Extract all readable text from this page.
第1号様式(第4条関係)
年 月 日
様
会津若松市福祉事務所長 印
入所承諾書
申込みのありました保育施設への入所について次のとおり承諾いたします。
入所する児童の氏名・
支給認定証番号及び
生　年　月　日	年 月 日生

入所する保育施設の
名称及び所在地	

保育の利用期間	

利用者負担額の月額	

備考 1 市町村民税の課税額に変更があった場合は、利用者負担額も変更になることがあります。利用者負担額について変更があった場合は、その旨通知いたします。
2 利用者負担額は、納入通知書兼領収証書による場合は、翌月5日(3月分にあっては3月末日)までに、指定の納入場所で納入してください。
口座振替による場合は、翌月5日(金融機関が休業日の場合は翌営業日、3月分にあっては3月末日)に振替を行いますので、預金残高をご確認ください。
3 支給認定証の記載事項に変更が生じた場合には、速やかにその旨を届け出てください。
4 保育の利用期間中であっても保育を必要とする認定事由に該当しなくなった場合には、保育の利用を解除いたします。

* **The exercise**: Write out all of the records once more, exactly.

* **Reply to the task**:
Extract all readable text from this page.
第1号様式(第4条関係)
年 月 日
様
会津若松市福祉事務所長 印
入所承諾書
申込みのありました保育施設への入所について次のとおり承諾いたします。
入所する児童の氏名・
支給認定証番号及び
生　年　月　日	年 月 日生

入所する保育施設の
名称及び所在地	

保育の利用期間	

利用者負担額の月額	

備考 1 市町村民税の課税額に変更があった場合は、利用者負担額も変更になることがあります。利用者負担額について変更があった場合は、その旨通知いたします。
2 利用者負担額は、納入通知書兼領収証書による場合は、翌月5日(3月分にあっては3月末日)までに、指定の納入場所で納入してください。
口座振替による場合は、翌月5日(金融機関が休業日の場合は翌営業日、3月分にあっては3月末日)に振替を行いますので、預金残高をご確認ください。
3 支給認定証の記載事項に変更が生じた場合には、速やかにその旨を届け出てください。
4 保育の利用期間中であっても保育を必要とする認定事由に該当しなくなった場合には、保育の利用を解除いたします。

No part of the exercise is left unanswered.